*EXERCISE INPUTS:*
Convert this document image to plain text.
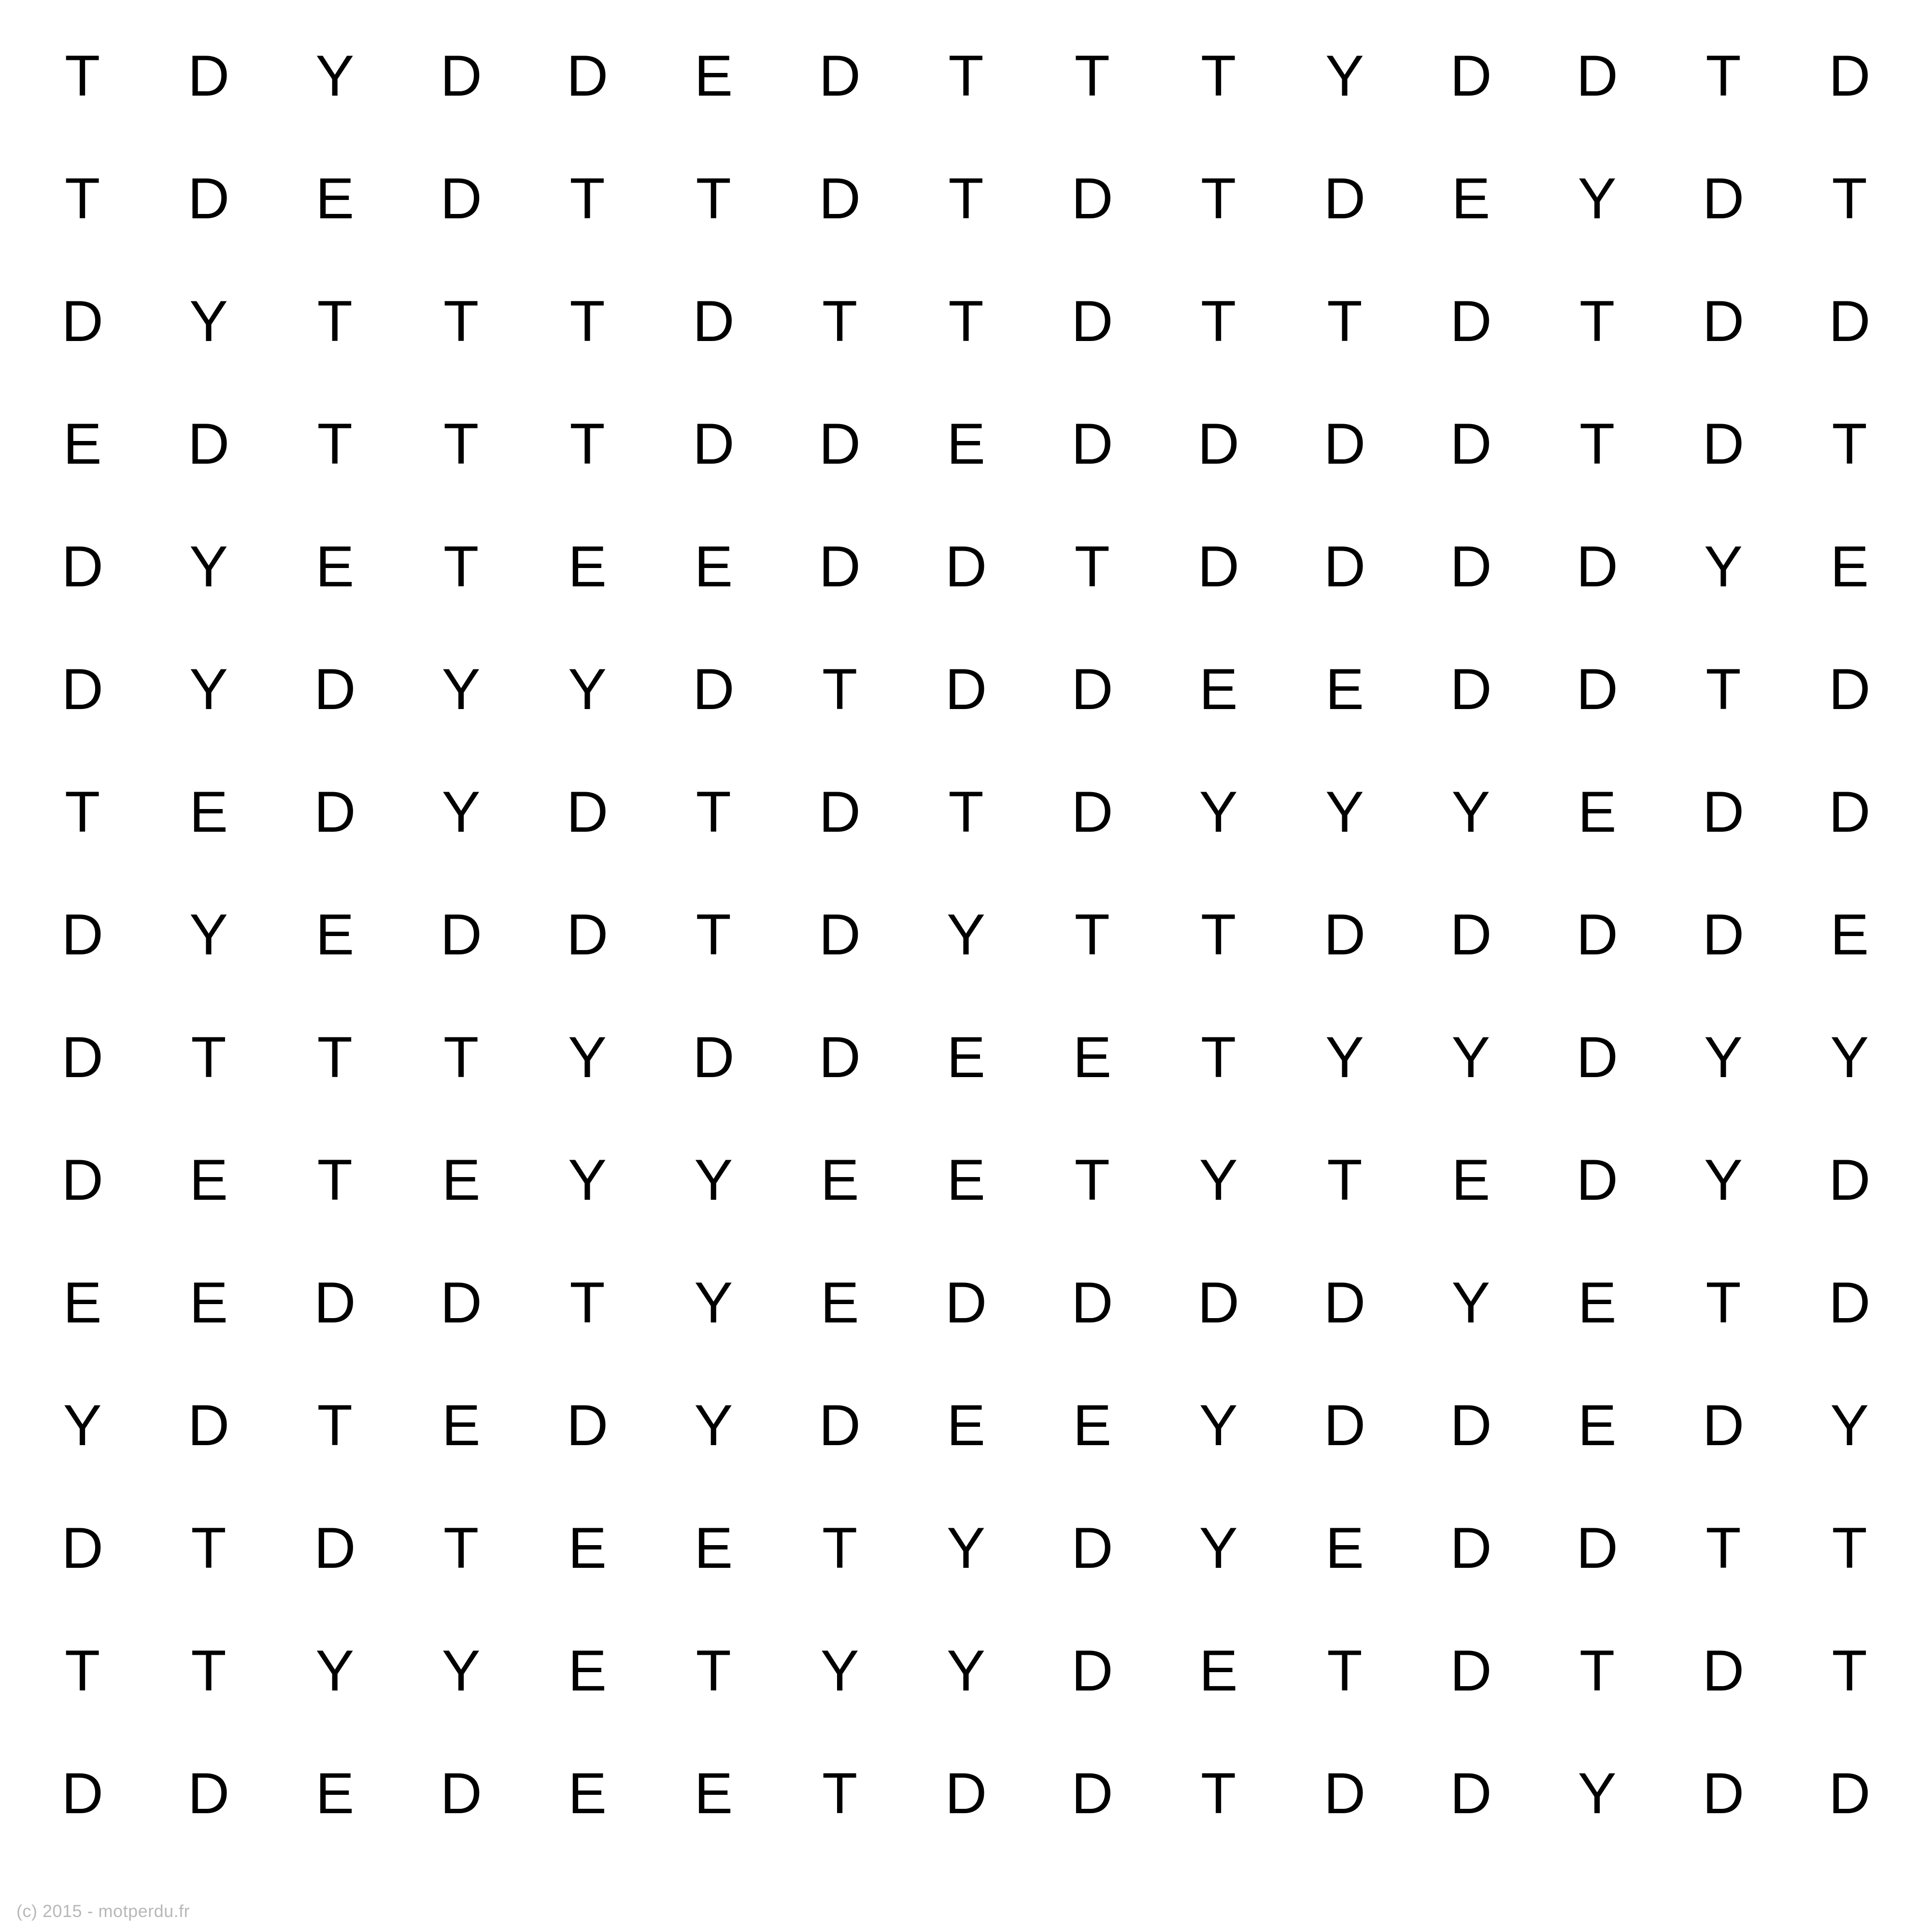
T	D	Y	D	D	E	D	T	T	T	Y	D	D	T	D
T	D	E	D	T	T	D	T	D	T	D	E	Y	D	T
D	Y	T	T	T	D	T	T	D	T	T	D	T	D	D
E	D	T	T	T	D	D	E	D	D	D	D	T	D	T
D	Y	E	T	E	E	D	D	T	D	D	D	D	Y	E
D	Y	D	Y	Y	D	T	D	D	E	E	D	D	T	D
T	E	D	Y	D	T	D	T	D	Y	Y	Y	E	D	D
D	Y	E	D	D	T	D	Y	T	T	D	D	D	D	E
D	T	T	T	Y	D	D	E	E	T	Y	Y	D	Y	Y
D	E	T	E	Y	Y	E	E	T	Y	T	E	D	Y	D
E	E	D	D	T	Y	E	D	D	D	D	Y	E	T	D
Y	D	T	E	D	Y	D	E	E	Y	D	D	E	D	Y
D	T	D	T	E	E	T	Y	D	Y	E	D	D	T	T
T	T	Y	Y	E	T	Y	Y	D	E	T	D	T	D	T
D	D	E	D	E	E	T	D	D	T	D	D	Y	D	D
(c) 2015 - motperdu.fr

*AIM:*
Go through the data above and transcribe it in full, omitting any image.

*IN RESPONSE:*
Convert this document image to plain text.
T	D	Y	D	D	E	D	T	T	T	Y	D	D	T	D
T	D	E	D	T	T	D	T	D	T	D	E	Y	D	T
D	Y	T	T	T	D	T	T	D	T	T	D	T	D	D
E	D	T	T	T	D	D	E	D	D	D	D	T	D	T
D	Y	E	T	E	E	D	D	T	D	D	D	D	Y	E
D	Y	D	Y	Y	D	T	D	D	E	E	D	D	T	D
T	E	D	Y	D	T	D	T	D	Y	Y	Y	E	D	D
D	Y	E	D	D	T	D	Y	T	T	D	D	D	D	E
D	T	T	T	Y	D	D	E	E	T	Y	Y	D	Y	Y
D	E	T	E	Y	Y	E	E	T	Y	T	E	D	Y	D
E	E	D	D	T	Y	E	D	D	D	D	Y	E	T	D
Y	D	T	E	D	Y	D	E	E	Y	D	D	E	D	Y
D	T	D	T	E	E	T	Y	D	Y	E	D	D	T	T
T	T	Y	Y	E	T	Y	Y	D	E	T	D	T	D	T
D	D	E	D	E	E	T	D	D	T	D	D	Y	D	D
(c) 2015 - motperdu.fr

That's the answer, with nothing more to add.